EXERCISE INSTRUCTIONS:
Reproduce all the lines exactly as they stand, apart from the pictures.

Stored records
============

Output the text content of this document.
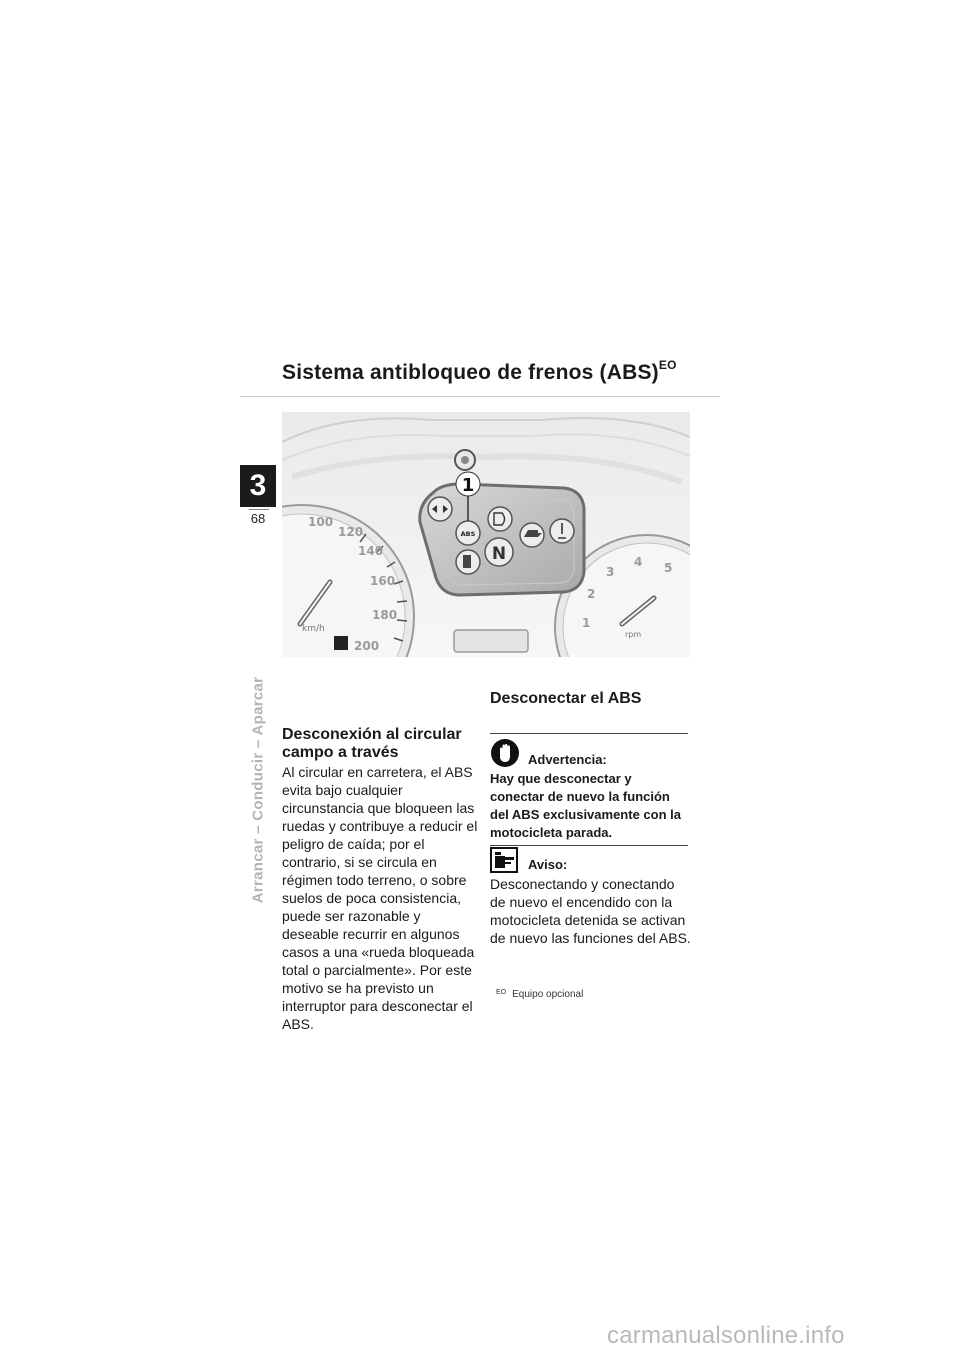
Sistema antibloqueo de frenos (ABS)$^{EO}$
3
68
Arrancar – Conducir – Aparcar
100
120
140
160
180
200
km/h	1
2
3
4 5
rpm
ABS
N
1
Desconexión al circular campo a través

Al circular en carretera, el ABS evita bajo cualquier circunstancia que bloqueen las ruedas y contribuye a reducir el peligro de caída; por el contrario, si se circula en régimen todo terreno, o sobre suelos de poca consistencia, puede ser razonable y deseable recurrir en algunos casos a una «rueda bloqueada total o parcialmente». Por este motivo se ha previsto un interruptor para desconectar el ABS.

Desconectar el ABS
Advertencia:
Hay que desconectar y conectar de nuevo la función del ABS exclusivamente con la motocicleta parada.
Aviso:

Desconectando y conectando de nuevo el encendido con la motocicleta detenida se activan de nuevo las funciones del ABS.

$^{EO}$ Equipo opcional
carmanualsonline.info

============

FINISHED ANSWER:
Output the text content of this document.
Sistema antibloqueo de frenos (ABS)$^{EO}$
3
68
Arrancar – Conducir – Aparcar
100
120
140
160
180
200
km/h	1
2
3
4 5
rpm
ABS
N
1
Desconexión al circular campo a través

Al circular en carretera, el ABS evita bajo cualquier circunstancia que bloqueen las ruedas y contribuye a reducir el peligro de caída; por el contrario, si se circula en régimen todo terreno, o sobre suelos de poca consistencia, puede ser razonable y deseable recurrir en algunos casos a una «rueda bloqueada total o parcialmente». Por este motivo se ha previsto un interruptor para desconectar el ABS.

Desconectar el ABS
Advertencia:
Hay que desconectar y conectar de nuevo la función del ABS exclusivamente con la motocicleta parada.
Aviso:

Desconectando y conectando de nuevo el encendido con la motocicleta detenida se activan de nuevo las funciones del ABS.

$^{EO}$ Equipo opcional
carmanualsonline.info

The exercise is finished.